* **Written problem**: Say how many lines hold the string "JSON"; please write nothing but the number.

##### Extracted material

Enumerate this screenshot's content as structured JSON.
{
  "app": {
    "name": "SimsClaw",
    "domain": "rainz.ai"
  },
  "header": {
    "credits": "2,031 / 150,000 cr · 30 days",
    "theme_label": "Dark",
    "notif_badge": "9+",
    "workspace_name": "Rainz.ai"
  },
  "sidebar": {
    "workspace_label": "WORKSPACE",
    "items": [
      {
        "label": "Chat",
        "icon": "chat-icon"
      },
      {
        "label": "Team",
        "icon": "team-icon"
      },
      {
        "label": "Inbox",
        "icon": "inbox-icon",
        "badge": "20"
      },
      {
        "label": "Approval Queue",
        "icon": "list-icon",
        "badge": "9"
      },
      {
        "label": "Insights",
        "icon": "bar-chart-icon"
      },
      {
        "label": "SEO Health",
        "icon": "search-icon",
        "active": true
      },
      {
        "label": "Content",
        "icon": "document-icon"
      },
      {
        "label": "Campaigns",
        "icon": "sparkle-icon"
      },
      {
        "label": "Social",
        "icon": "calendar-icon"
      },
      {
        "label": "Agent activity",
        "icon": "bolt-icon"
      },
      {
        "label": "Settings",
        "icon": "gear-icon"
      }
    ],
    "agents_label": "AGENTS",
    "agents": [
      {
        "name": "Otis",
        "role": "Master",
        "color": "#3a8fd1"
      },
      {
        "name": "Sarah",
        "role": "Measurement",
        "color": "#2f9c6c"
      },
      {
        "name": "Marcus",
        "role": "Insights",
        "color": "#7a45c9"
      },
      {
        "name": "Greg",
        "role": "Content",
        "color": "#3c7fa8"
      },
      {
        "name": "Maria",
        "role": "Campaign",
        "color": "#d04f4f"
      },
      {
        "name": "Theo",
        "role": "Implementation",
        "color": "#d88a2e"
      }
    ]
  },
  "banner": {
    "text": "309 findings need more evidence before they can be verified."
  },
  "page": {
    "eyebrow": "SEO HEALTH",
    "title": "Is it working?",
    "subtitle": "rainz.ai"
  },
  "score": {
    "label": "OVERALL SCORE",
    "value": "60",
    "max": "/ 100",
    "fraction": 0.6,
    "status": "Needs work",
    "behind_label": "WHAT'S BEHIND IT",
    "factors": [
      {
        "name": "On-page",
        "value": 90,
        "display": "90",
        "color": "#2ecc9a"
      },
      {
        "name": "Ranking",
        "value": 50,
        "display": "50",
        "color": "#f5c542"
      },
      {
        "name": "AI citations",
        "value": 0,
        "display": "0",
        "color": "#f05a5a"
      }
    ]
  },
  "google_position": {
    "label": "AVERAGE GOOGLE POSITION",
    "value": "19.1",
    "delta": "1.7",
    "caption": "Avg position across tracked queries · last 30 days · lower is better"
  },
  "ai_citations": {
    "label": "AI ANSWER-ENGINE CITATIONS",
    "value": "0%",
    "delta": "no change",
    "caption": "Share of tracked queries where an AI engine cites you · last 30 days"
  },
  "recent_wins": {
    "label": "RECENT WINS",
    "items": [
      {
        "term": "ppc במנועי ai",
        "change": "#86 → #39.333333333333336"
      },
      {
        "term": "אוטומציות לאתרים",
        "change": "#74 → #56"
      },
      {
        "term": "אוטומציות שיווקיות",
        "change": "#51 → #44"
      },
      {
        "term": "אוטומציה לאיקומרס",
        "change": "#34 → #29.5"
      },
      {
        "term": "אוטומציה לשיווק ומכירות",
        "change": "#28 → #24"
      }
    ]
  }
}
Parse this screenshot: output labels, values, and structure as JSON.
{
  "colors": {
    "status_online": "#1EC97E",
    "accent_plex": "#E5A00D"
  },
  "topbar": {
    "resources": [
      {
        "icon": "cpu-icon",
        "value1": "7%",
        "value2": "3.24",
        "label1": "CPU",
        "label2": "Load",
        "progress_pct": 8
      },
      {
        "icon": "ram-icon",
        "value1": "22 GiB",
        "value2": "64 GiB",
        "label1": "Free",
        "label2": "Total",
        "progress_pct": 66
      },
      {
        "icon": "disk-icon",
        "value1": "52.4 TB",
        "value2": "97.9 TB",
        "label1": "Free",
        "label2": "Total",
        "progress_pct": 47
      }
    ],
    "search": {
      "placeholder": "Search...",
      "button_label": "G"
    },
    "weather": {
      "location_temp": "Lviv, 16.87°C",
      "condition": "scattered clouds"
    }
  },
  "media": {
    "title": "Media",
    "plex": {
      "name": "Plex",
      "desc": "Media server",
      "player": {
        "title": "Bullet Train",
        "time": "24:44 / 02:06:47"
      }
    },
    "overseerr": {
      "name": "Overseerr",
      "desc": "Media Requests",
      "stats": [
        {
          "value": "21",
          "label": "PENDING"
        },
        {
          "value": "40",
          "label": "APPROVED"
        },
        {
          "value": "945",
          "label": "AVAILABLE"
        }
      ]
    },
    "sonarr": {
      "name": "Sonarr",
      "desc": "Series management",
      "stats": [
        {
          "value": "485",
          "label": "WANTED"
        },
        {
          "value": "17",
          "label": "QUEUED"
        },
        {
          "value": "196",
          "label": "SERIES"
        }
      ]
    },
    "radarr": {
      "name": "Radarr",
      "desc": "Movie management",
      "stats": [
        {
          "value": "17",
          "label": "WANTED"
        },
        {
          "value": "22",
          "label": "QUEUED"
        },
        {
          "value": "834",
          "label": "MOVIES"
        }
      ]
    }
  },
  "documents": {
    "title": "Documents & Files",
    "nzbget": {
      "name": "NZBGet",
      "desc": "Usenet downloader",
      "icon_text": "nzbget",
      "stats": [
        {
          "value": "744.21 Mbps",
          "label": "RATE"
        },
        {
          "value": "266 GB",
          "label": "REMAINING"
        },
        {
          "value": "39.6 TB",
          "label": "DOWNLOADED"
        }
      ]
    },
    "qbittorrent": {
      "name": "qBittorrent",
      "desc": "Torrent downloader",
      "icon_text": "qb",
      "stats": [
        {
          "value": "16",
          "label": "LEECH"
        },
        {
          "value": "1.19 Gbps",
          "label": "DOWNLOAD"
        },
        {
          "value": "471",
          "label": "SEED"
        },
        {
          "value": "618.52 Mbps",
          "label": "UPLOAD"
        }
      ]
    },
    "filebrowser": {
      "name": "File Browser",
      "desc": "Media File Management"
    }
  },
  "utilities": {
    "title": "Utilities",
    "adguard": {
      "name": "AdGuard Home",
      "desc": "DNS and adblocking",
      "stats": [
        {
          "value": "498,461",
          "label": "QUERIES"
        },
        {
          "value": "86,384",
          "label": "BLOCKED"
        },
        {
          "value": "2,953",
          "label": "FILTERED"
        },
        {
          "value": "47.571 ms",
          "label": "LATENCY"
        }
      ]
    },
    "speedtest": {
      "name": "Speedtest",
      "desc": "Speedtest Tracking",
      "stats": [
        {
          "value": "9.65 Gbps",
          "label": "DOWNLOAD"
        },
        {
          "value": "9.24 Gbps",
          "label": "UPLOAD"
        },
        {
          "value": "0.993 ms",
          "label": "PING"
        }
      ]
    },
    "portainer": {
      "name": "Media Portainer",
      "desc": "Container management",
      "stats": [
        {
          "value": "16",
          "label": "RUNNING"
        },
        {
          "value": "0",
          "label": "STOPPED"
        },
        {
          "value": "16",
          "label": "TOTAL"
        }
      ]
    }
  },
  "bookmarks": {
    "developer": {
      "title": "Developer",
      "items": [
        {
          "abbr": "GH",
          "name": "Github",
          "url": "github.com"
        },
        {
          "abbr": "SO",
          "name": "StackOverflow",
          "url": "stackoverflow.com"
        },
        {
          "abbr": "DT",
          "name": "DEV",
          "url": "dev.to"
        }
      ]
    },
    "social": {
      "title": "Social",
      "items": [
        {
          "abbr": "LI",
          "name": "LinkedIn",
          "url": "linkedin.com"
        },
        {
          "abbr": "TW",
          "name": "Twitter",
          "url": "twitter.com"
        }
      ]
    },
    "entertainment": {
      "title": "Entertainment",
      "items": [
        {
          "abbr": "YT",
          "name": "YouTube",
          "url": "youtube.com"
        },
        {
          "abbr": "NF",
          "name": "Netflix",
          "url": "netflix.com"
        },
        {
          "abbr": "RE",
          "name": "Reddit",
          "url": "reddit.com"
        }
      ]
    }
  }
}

##########

* **Expected output**: 2